## DATA SHOWN
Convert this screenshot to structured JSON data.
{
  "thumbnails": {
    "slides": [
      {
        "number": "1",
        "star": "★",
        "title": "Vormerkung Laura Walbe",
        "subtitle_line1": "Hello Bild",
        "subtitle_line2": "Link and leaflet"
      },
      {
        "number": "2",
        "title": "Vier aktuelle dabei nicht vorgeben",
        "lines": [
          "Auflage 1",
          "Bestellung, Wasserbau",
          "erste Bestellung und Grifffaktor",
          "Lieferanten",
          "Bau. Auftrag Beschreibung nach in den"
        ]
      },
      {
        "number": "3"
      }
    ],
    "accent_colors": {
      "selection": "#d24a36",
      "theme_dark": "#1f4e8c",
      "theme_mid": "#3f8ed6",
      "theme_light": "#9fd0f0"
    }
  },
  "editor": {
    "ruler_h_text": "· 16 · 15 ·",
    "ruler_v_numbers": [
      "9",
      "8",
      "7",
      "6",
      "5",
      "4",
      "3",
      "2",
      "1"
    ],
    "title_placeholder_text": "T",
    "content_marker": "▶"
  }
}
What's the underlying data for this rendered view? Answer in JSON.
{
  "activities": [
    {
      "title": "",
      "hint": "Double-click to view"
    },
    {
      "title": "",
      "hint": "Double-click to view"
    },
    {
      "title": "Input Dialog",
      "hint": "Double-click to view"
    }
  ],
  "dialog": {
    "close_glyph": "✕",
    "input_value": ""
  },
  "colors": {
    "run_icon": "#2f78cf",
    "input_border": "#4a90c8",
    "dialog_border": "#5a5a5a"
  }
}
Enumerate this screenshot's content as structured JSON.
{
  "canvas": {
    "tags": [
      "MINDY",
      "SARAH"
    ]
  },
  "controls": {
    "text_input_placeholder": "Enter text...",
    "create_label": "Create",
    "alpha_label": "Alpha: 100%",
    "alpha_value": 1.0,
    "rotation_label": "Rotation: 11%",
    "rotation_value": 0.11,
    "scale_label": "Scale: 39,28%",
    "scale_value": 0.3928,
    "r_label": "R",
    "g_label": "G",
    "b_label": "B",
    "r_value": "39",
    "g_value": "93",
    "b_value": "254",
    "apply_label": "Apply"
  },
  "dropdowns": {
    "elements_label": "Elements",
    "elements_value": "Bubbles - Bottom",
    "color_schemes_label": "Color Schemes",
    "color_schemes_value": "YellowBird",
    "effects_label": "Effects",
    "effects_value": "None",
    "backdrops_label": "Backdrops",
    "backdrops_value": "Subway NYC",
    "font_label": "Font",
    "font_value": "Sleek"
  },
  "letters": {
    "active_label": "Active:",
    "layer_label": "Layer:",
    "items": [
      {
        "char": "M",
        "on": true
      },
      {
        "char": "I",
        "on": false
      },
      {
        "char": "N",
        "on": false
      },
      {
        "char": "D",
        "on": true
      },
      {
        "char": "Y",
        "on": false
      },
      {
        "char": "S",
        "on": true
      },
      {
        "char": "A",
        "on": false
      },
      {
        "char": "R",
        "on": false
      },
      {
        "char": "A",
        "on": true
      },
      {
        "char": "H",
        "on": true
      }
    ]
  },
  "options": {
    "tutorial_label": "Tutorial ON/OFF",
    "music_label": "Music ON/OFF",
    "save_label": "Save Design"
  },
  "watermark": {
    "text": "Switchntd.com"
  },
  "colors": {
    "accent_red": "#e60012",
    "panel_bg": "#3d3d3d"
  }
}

## PROBLEM DETAILS
Copy the data above in full, character for character.

## EXERCISE OUTPUT
Convert this screenshot to structured JSON data.
{
  "thumbnails": {
    "slides": [
      {
        "number": "1",
        "star": "★",
        "title": "Vormerkung Laura Walbe",
        "subtitle_line1": "Hello Bild",
        "subtitle_line2": "Link and leaflet"
      },
      {
        "number": "2",
        "title": "Vier aktuelle dabei nicht vorgeben",
        "lines": [
          "Auflage 1",
          "Bestellung, Wasserbau",
          "erste Bestellung und Grifffaktor",
          "Lieferanten",
          "Bau. Auftrag Beschreibung nach in den"
        ]
      },
      {
        "number": "3"
      }
    ],
    "accent_colors": {
      "selection": "#d24a36",
      "theme_dark": "#1f4e8c",
      "theme_mid": "#3f8ed6",
      "theme_light": "#9fd0f0"
    }
  },
  "editor": {
    "ruler_h_text": "· 16 · 15 ·",
    "ruler_v_numbers": [
      "9",
      "8",
      "7",
      "6",
      "5",
      "4",
      "3",
      "2",
      "1"
    ],
    "title_placeholder_text": "T",
    "content_marker": "▶"
  }
}
What's the underlying data for this rendered view? Answer in JSON.
{
  "activities": [
    {
      "title": "",
      "hint": "Double-click to view"
    },
    {
      "title": "",
      "hint": "Double-click to view"
    },
    {
      "title": "Input Dialog",
      "hint": "Double-click to view"
    }
  ],
  "dialog": {
    "close_glyph": "✕",
    "input_value": ""
  },
  "colors": {
    "run_icon": "#2f78cf",
    "input_border": "#4a90c8",
    "dialog_border": "#5a5a5a"
  }
}
Enumerate this screenshot's content as structured JSON.
{
  "canvas": {
    "tags": [
      "MINDY",
      "SARAH"
    ]
  },
  "controls": {
    "text_input_placeholder": "Enter text...",
    "create_label": "Create",
    "alpha_label": "Alpha: 100%",
    "alpha_value": 1.0,
    "rotation_label": "Rotation: 11%",
    "rotation_value": 0.11,
    "scale_label": "Scale: 39,28%",
    "scale_value": 0.3928,
    "r_label": "R",
    "g_label": "G",
    "b_label": "B",
    "r_value": "39",
    "g_value": "93",
    "b_value": "254",
    "apply_label": "Apply"
  },
  "dropdowns": {
    "elements_label": "Elements",
    "elements_value": "Bubbles - Bottom",
    "color_schemes_label": "Color Schemes",
    "color_schemes_value": "YellowBird",
    "effects_label": "Effects",
    "effects_value": "None",
    "backdrops_label": "Backdrops",
    "backdrops_value": "Subway NYC",
    "font_label": "Font",
    "font_value": "Sleek"
  },
  "letters": {
    "active_label": "Active:",
    "layer_label": "Layer:",
    "items": [
      {
        "char": "M",
        "on": true
      },
      {
        "char": "I",
        "on": false
      },
      {
        "char": "N",
        "on": false
      },
      {
        "char": "D",
        "on": true
      },
      {
        "char": "Y",
        "on": false
      },
      {
        "char": "S",
        "on": true
      },
      {
        "char": "A",
        "on": false
      },
      {
        "char": "R",
        "on": false
      },
      {
        "char": "A",
        "on": true
      },
      {
        "char": "H",
        "on": true
      }
    ]
  },
  "options": {
    "tutorial_label": "Tutorial ON/OFF",
    "music_label": "Music ON/OFF",
    "save_label": "Save Design"
  },
  "watermark": {
    "text": "Switchntd.com"
  },
  "colors": {
    "accent_red": "#e60012",
    "panel_bg": "#3d3d3d"
  }
}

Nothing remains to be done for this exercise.